- [LISTED RECORDS]
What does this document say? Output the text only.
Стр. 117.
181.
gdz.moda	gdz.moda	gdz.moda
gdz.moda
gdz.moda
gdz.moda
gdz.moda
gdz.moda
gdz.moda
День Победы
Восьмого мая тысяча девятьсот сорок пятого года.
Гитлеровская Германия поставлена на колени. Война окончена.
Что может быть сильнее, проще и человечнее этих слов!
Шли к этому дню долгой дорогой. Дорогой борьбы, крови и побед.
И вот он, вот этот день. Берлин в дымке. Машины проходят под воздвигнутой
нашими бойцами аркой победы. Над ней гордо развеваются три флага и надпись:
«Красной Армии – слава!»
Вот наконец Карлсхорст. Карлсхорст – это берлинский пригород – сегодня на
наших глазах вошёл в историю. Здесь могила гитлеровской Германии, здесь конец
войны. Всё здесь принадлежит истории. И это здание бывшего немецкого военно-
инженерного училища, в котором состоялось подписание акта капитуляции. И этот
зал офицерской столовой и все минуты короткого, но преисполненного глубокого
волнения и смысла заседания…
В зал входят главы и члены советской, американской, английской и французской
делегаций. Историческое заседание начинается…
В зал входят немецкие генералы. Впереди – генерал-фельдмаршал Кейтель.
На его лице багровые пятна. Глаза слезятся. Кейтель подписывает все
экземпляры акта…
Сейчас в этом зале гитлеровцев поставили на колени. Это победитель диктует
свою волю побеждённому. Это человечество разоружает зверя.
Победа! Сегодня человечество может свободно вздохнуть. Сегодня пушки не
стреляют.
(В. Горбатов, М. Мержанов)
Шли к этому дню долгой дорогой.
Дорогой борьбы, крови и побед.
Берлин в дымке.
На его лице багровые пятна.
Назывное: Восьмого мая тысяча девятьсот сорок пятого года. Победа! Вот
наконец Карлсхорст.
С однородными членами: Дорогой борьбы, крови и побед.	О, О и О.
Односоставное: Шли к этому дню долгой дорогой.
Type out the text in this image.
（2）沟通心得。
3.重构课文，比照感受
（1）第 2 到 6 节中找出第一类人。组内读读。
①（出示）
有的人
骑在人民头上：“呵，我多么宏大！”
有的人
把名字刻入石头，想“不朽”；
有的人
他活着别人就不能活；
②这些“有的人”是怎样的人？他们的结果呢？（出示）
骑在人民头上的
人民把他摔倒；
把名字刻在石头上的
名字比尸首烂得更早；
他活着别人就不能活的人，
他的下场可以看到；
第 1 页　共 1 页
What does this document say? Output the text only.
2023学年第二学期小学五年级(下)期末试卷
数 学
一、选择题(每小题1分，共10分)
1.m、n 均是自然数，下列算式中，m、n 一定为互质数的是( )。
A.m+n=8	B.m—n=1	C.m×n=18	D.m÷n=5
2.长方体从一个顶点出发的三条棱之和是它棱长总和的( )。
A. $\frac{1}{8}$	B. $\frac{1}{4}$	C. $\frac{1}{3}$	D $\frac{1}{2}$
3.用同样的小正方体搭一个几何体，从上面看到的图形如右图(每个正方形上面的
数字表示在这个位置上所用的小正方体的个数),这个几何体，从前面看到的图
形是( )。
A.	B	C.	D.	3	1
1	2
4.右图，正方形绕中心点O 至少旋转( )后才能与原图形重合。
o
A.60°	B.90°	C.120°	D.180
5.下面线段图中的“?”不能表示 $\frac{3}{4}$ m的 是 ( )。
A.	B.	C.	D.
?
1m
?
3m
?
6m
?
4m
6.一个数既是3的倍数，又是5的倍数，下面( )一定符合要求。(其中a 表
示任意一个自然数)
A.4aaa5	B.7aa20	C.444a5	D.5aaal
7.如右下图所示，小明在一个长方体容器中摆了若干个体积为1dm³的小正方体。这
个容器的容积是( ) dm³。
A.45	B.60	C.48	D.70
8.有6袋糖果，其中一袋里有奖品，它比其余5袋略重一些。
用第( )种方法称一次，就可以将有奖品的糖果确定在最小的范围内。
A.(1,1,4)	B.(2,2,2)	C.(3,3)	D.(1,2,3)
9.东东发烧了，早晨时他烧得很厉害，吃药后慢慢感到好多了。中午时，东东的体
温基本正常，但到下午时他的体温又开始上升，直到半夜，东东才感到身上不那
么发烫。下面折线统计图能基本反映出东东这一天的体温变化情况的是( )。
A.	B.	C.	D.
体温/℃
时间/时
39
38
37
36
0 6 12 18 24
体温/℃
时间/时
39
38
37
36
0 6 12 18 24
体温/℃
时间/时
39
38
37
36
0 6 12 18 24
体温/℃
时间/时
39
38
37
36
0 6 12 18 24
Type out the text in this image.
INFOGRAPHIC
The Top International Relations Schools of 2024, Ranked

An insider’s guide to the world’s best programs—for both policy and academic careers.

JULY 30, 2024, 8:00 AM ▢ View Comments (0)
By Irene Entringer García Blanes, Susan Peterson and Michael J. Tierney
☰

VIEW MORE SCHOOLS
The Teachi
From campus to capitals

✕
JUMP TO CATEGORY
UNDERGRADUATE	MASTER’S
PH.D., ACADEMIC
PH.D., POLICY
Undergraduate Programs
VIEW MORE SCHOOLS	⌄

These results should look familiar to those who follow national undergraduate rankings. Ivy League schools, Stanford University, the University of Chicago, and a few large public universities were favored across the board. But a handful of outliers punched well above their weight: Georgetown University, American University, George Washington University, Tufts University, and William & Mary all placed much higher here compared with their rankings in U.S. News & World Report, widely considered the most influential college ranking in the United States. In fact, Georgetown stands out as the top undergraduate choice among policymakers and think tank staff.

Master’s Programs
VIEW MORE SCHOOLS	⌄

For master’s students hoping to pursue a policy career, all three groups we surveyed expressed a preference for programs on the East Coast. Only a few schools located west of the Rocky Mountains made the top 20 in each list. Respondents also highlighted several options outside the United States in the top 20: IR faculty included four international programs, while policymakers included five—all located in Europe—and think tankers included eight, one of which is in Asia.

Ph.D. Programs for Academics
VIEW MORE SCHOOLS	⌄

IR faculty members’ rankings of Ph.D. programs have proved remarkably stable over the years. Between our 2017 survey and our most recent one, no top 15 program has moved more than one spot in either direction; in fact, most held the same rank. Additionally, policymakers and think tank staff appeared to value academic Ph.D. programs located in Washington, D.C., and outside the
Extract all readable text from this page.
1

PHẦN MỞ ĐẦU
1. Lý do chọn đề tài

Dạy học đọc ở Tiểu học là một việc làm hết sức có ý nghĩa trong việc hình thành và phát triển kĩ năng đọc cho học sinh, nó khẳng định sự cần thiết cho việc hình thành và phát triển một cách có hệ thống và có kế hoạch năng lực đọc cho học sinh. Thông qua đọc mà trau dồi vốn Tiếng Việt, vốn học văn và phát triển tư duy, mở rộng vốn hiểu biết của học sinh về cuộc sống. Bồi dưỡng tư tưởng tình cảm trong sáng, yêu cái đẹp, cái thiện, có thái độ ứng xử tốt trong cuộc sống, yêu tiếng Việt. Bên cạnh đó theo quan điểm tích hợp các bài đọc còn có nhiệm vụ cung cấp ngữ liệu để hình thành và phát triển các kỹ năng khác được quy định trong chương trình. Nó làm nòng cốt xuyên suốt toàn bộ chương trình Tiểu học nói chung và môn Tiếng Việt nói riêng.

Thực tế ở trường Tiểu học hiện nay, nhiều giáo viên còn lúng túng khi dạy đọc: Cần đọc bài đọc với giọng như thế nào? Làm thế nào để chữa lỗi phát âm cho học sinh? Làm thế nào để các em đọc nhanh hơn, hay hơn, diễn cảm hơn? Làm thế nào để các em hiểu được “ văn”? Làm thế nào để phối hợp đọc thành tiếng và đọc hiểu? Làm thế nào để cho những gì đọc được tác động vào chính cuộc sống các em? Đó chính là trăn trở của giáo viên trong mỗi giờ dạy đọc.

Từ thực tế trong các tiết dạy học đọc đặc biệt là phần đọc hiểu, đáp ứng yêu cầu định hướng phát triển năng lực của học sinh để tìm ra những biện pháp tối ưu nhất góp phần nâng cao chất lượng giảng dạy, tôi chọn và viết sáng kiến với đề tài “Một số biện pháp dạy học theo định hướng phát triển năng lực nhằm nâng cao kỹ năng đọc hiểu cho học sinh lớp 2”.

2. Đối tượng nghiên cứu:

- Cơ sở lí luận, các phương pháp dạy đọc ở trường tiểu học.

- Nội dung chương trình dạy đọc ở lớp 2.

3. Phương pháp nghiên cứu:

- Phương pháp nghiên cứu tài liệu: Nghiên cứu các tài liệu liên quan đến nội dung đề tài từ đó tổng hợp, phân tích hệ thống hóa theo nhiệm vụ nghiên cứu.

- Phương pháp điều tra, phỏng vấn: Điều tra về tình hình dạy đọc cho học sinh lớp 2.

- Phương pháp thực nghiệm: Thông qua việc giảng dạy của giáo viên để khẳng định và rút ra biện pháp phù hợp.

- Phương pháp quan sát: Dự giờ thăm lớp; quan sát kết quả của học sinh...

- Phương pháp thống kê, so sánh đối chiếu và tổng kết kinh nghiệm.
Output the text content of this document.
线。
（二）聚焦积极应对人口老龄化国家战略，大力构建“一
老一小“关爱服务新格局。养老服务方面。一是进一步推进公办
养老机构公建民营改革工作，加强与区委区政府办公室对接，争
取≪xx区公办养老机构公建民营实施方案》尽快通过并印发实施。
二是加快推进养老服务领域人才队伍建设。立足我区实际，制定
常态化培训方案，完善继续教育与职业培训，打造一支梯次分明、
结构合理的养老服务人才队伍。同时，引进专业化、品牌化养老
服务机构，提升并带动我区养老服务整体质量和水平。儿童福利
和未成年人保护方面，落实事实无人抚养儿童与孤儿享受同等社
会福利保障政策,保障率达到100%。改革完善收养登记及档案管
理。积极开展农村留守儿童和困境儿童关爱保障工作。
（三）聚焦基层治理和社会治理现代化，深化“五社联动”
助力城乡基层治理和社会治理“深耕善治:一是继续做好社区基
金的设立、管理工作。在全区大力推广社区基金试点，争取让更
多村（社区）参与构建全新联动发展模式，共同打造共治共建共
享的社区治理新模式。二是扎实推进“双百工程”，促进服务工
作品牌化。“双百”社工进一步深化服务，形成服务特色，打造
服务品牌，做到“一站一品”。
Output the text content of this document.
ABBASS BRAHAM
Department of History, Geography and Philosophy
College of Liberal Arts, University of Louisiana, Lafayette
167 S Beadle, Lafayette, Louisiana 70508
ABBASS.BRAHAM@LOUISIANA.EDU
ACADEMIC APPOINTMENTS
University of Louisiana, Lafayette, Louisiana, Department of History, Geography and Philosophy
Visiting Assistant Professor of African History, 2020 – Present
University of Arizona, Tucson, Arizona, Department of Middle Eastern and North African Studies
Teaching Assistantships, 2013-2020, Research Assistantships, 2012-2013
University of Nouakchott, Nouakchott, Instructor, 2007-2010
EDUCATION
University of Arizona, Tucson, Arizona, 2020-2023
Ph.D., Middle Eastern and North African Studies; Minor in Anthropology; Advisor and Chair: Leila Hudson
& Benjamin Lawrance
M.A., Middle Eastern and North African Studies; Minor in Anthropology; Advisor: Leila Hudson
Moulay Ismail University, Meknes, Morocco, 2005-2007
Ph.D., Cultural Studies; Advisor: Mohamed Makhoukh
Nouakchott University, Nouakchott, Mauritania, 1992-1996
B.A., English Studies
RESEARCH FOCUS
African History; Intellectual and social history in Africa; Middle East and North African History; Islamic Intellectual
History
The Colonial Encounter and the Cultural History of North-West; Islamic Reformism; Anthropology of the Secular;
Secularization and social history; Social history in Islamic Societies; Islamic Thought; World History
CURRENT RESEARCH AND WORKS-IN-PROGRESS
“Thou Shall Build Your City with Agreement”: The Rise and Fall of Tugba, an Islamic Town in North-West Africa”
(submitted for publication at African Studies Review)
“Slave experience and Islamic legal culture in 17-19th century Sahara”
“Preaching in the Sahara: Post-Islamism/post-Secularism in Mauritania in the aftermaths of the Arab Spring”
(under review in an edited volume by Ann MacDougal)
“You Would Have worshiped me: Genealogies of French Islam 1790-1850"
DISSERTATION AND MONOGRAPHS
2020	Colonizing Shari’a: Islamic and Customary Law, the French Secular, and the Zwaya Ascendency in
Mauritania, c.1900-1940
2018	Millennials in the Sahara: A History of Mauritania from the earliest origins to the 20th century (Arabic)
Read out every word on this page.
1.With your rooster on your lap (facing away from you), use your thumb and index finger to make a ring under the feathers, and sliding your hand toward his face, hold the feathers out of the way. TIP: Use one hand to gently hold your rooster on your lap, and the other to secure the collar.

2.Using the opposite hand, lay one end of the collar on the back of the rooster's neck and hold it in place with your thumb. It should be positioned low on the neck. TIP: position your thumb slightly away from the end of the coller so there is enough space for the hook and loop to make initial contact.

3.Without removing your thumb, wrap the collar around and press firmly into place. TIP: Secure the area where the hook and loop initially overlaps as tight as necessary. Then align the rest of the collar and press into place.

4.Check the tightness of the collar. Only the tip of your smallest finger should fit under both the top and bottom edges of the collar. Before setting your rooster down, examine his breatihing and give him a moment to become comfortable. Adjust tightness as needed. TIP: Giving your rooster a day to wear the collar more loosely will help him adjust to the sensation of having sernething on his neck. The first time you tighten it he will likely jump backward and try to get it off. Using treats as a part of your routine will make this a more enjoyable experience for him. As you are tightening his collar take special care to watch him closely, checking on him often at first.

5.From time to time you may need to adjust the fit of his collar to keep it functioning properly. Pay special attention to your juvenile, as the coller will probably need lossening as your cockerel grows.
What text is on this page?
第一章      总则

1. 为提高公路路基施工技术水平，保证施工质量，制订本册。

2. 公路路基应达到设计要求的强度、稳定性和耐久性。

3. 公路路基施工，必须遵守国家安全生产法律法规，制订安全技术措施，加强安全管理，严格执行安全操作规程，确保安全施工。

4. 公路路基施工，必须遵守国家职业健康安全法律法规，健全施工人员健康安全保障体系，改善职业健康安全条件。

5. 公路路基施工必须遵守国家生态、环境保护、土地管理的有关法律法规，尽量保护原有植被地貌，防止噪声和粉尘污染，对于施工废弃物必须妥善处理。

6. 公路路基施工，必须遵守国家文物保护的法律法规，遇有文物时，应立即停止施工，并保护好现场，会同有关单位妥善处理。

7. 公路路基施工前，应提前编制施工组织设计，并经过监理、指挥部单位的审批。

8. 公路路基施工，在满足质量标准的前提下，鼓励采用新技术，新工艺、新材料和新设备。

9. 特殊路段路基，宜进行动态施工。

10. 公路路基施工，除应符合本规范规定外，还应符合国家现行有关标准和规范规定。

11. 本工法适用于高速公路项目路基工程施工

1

- [STATED TASK] Return only the number of lines in the data above that include the word "page".

- [COMPLETE ANSWER] 3